→ **Dataset records**:

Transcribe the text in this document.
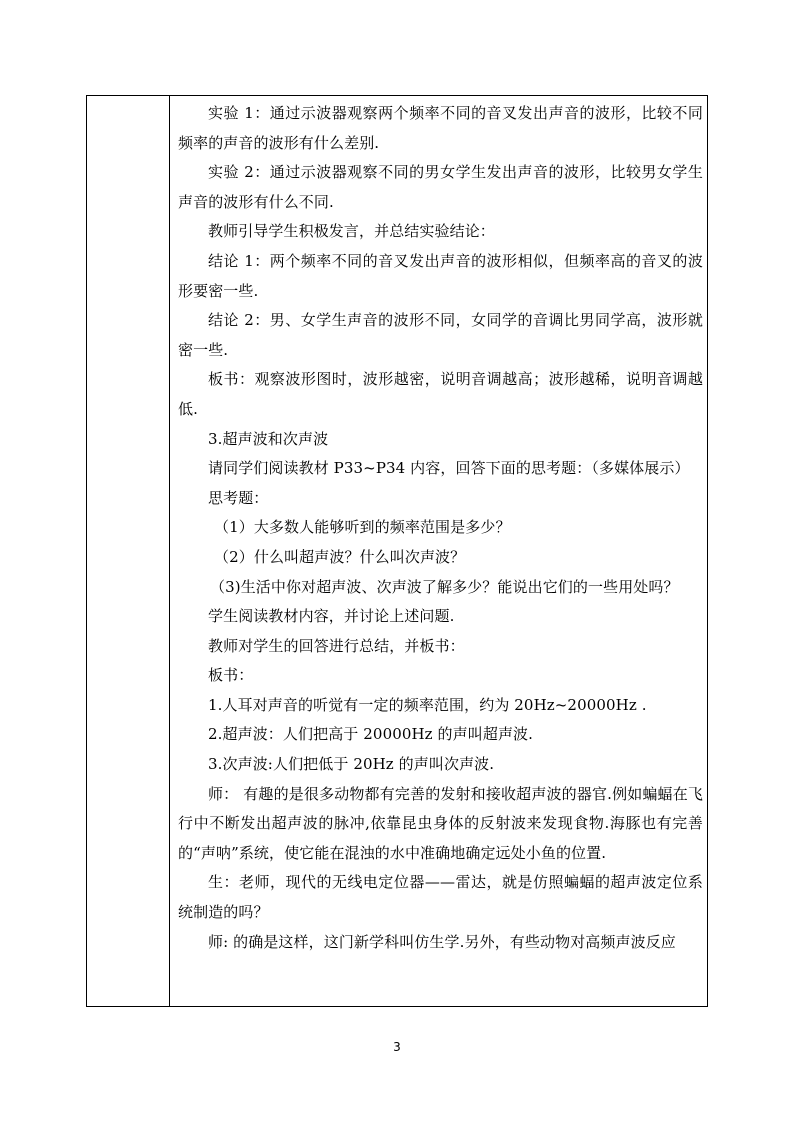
实验 1：通过示波器观察两个频率不同的音叉发出声音的波形，比较不同频率的声音的波形有什么差别.

实验 2：通过示波器观察不同的男女学生发出声音的波形，比较男女学生声音的波形有什么不同.

教师引导学生积极发言，并总结实验结论：

结论 1：两个频率不同的音叉发出声音的波形相似，但频率高的音叉的波形要密一些.

结论 2：男、女学生声音的波形不同，女同学的音调比男同学高，波形就密一些.

板书：观察波形图时，波形越密，说明音调越高；波形越稀，说明音调越低.

3.超声波和次声波

请同学们阅读教材 P33~P34 内容，回答下面的思考题：（多媒体展示）

思考题：

（1）大多数人能够听到的频率范围是多少？

（2）什么叫超声波？什么叫次声波？

（3)生活中你对超声波、次声波了解多少？能说出它们的一些用处吗？

学生阅读教材内容，并讨论上述问题.

教师对学生的回答进行总结，并板书：

板书：

1.人耳对声音的听觉有一定的频率范围，约为 20Hz~20000Hz .

2.超声波：人们把高于 20000Hz 的声叫超声波.

3.次声波:人们把低于 20Hz 的声叫次声波.

师： 有趣的是很多动物都有完善的发射和接收超声波的器官.例如蝙蝠在飞行中不断发出超声波的脉冲,依靠昆虫身体的反射波来发现食物.海豚也有完善的“声呐”系统，使它能在混浊的水中准确地确定远处小鱼的位置.

生：老师，现代的无线电定位器——雷达，就是仿照蝙蝠的超声波定位系统制造的吗？

师: 的确是这样，这门新学科叫仿生学.另外，有些动物对高频声波反应

3
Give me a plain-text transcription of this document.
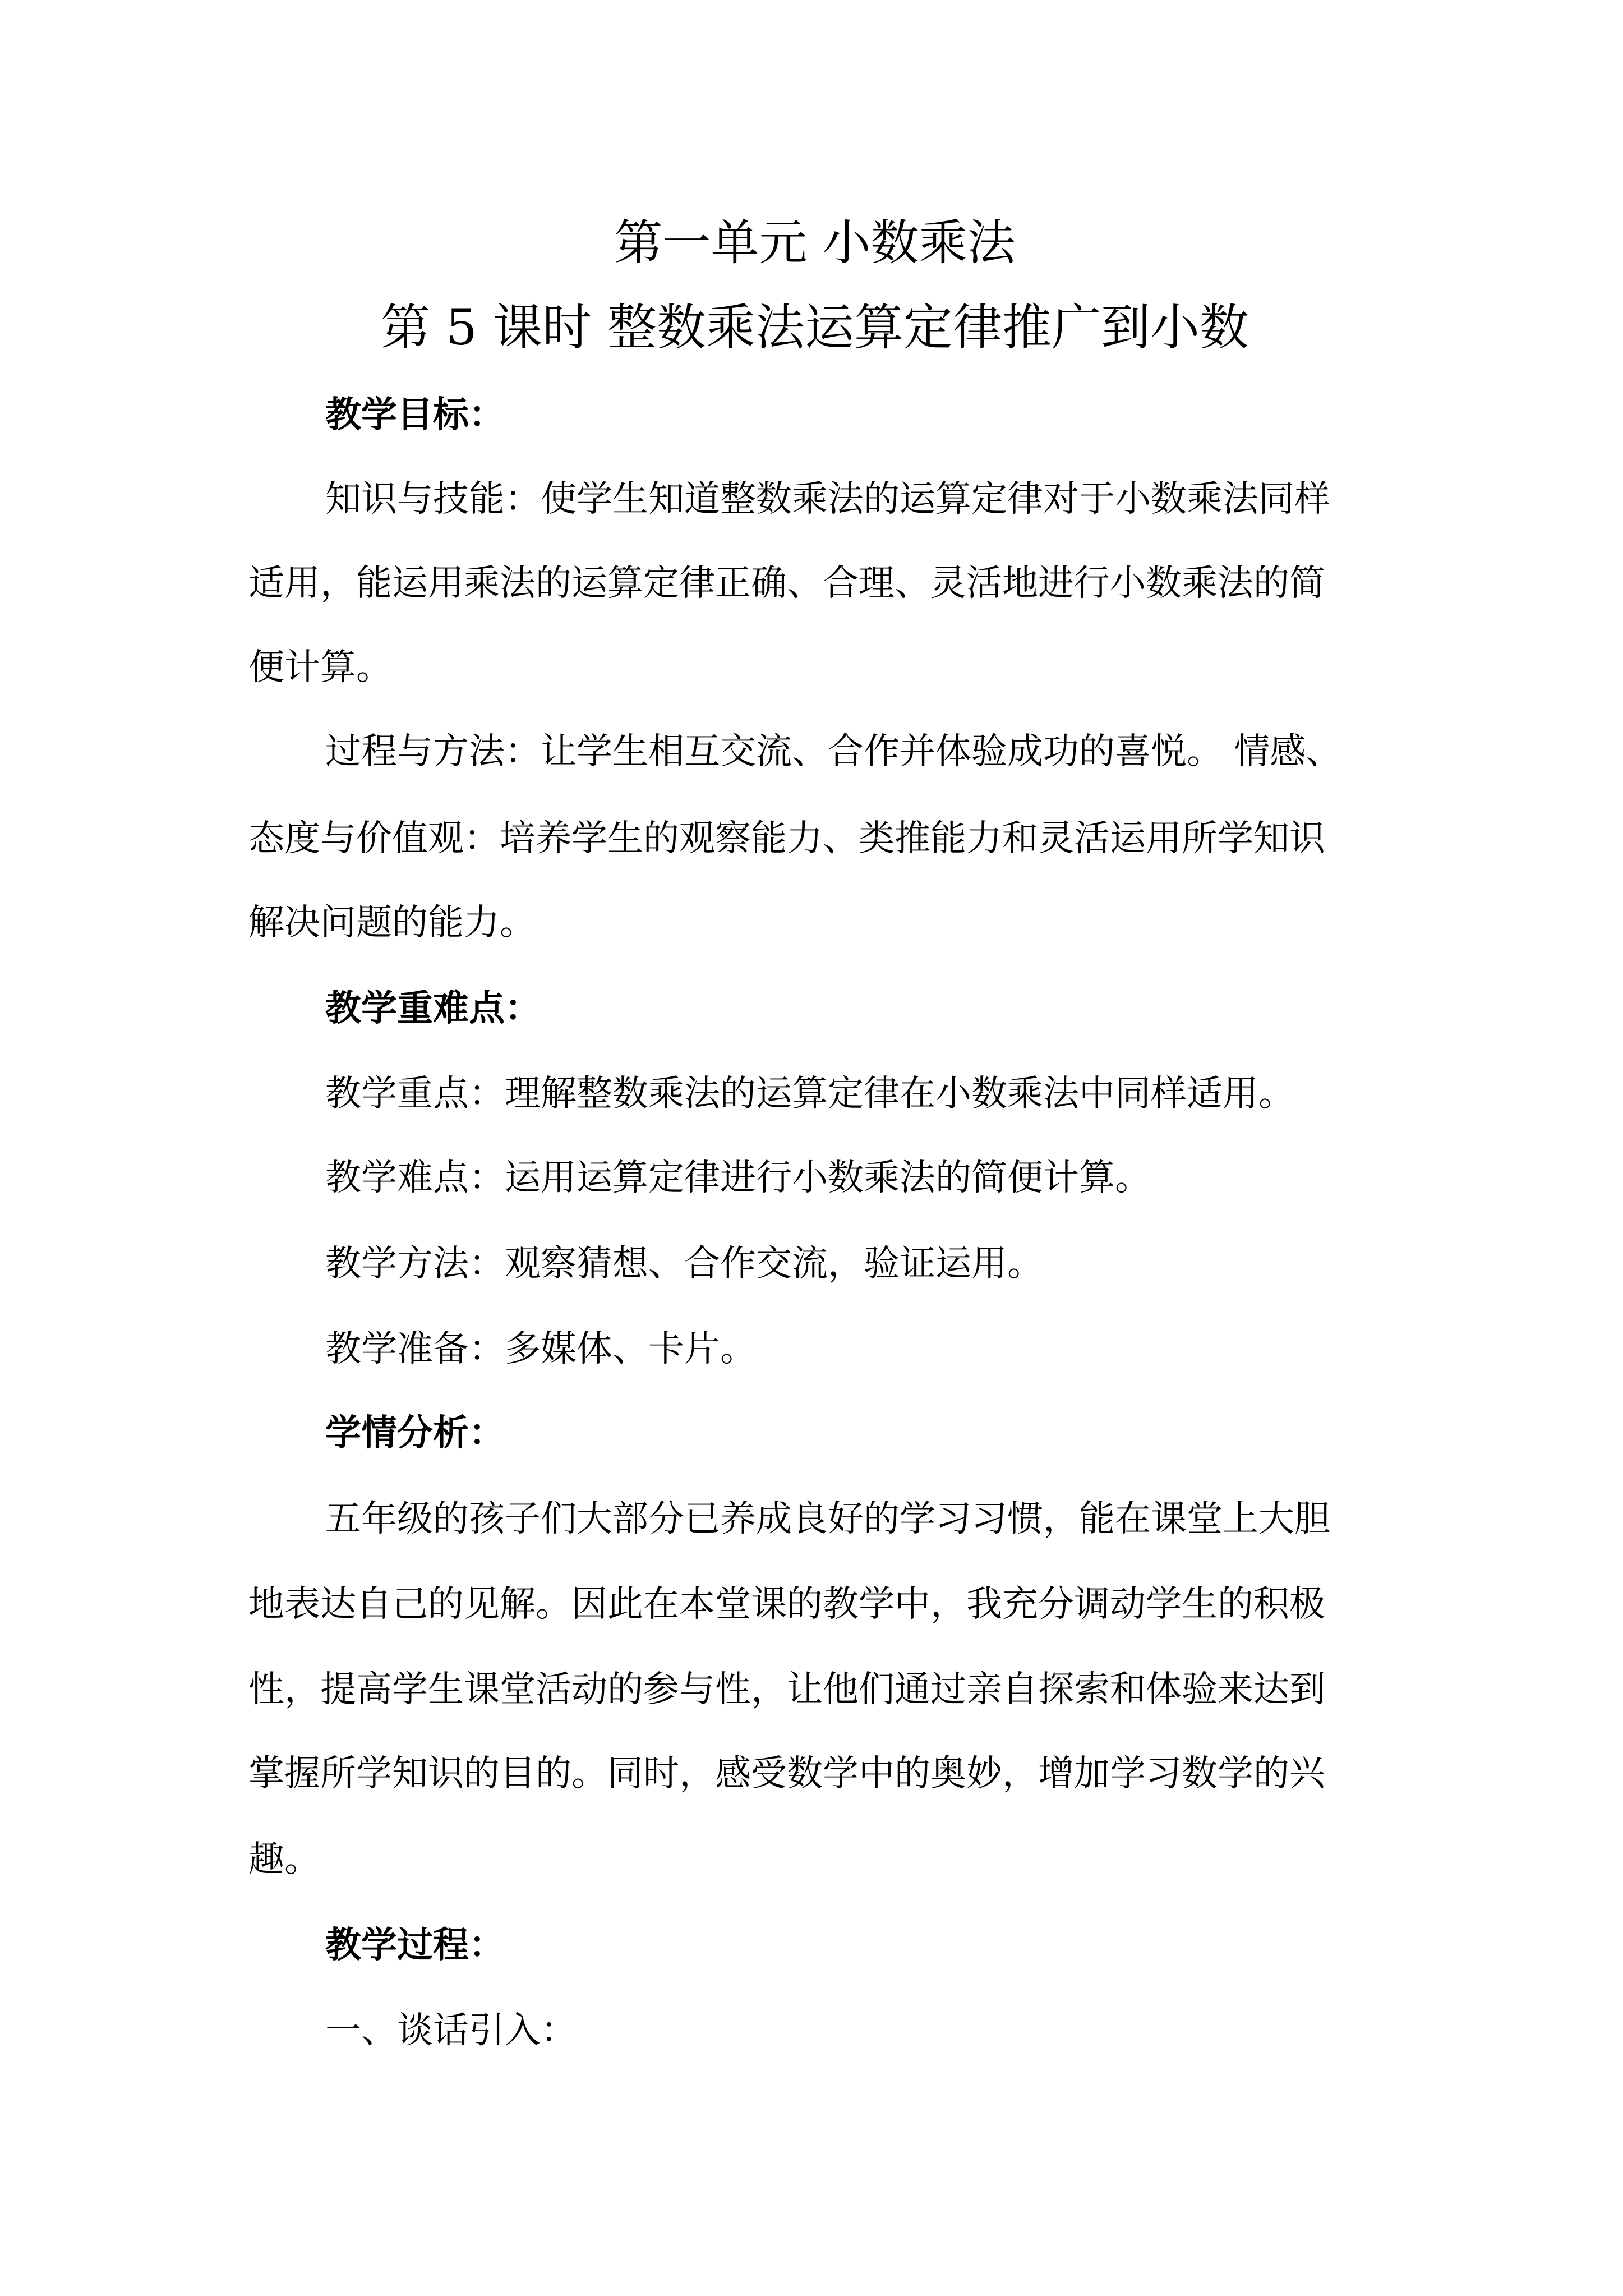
第一单元 小数乘法
第 5 课时 整数乘法运算定律推广到小数
教学目标：
知识与技能：使学生知道整数乘法的运算定律对于小数乘法同样
适用，能运用乘法的运算定律正确、合理、灵活地进行小数乘法的简
便计算。
过程与方法：让学生相互交流、合作并体验成功的喜悦。 情感、
态度与价值观：培养学生的观察能力、类推能力和灵活运用所学知识
解决问题的能力。
教学重难点：
教学重点：理解整数乘法的运算定律在小数乘法中同样适用。
教学难点：运用运算定律进行小数乘法的简便计算。
教学方法：观察猜想、合作交流，验证运用。
教学准备：多媒体、卡片。
学情分析：
五年级的孩子们大部分已养成良好的学习习惯，能在课堂上大胆
地表达自己的见解。因此在本堂课的教学中，我充分调动学生的积极
性，提高学生课堂活动的参与性，让他们通过亲自探索和体验来达到
掌握所学知识的目的。同时，感受数学中的奥妙，增加学习数学的兴
趣。
教学过程：
一、谈话引入：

→ **Problem statement**: Set the listing down in full and exactly. Pictures within it should not appear in the copy.

→ **Full response**:
Transcribe the text in this document.
实验 1：通过示波器观察两个频率不同的音叉发出声音的波形，比较不同频率的声音的波形有什么差别.

实验 2：通过示波器观察不同的男女学生发出声音的波形，比较男女学生声音的波形有什么不同.

教师引导学生积极发言，并总结实验结论：

结论 1：两个频率不同的音叉发出声音的波形相似，但频率高的音叉的波形要密一些.

结论 2：男、女学生声音的波形不同，女同学的音调比男同学高，波形就密一些.

板书：观察波形图时，波形越密，说明音调越高；波形越稀，说明音调越低.

3.超声波和次声波

请同学们阅读教材 P33~P34 内容，回答下面的思考题：（多媒体展示）

思考题：

（1）大多数人能够听到的频率范围是多少？

（2）什么叫超声波？什么叫次声波？

（3)生活中你对超声波、次声波了解多少？能说出它们的一些用处吗？

学生阅读教材内容，并讨论上述问题.

教师对学生的回答进行总结，并板书：

板书：

1.人耳对声音的听觉有一定的频率范围，约为 20Hz~20000Hz .

2.超声波：人们把高于 20000Hz 的声叫超声波.

3.次声波:人们把低于 20Hz 的声叫次声波.

师： 有趣的是很多动物都有完善的发射和接收超声波的器官.例如蝙蝠在飞行中不断发出超声波的脉冲,依靠昆虫身体的反射波来发现食物.海豚也有完善的“声呐”系统，使它能在混浊的水中准确地确定远处小鱼的位置.

生：老师，现代的无线电定位器——雷达，就是仿照蝙蝠的超声波定位系统制造的吗？

师: 的确是这样，这门新学科叫仿生学.另外，有些动物对高频声波反应

3
Give me a plain-text transcription of this document.
第一单元 小数乘法
第 5 课时 整数乘法运算定律推广到小数
教学目标：
知识与技能：使学生知道整数乘法的运算定律对于小数乘法同样
适用，能运用乘法的运算定律正确、合理、灵活地进行小数乘法的简
便计算。
过程与方法：让学生相互交流、合作并体验成功的喜悦。 情感、
态度与价值观：培养学生的观察能力、类推能力和灵活运用所学知识
解决问题的能力。
教学重难点：
教学重点：理解整数乘法的运算定律在小数乘法中同样适用。
教学难点：运用运算定律进行小数乘法的简便计算。
教学方法：观察猜想、合作交流，验证运用。
教学准备：多媒体、卡片。
学情分析：
五年级的孩子们大部分已养成良好的学习习惯，能在课堂上大胆
地表达自己的见解。因此在本堂课的教学中，我充分调动学生的积极
性，提高学生课堂活动的参与性，让他们通过亲自探索和体验来达到
掌握所学知识的目的。同时，感受数学中的奥妙，增加学习数学的兴
趣。
教学过程：
一、谈话引入：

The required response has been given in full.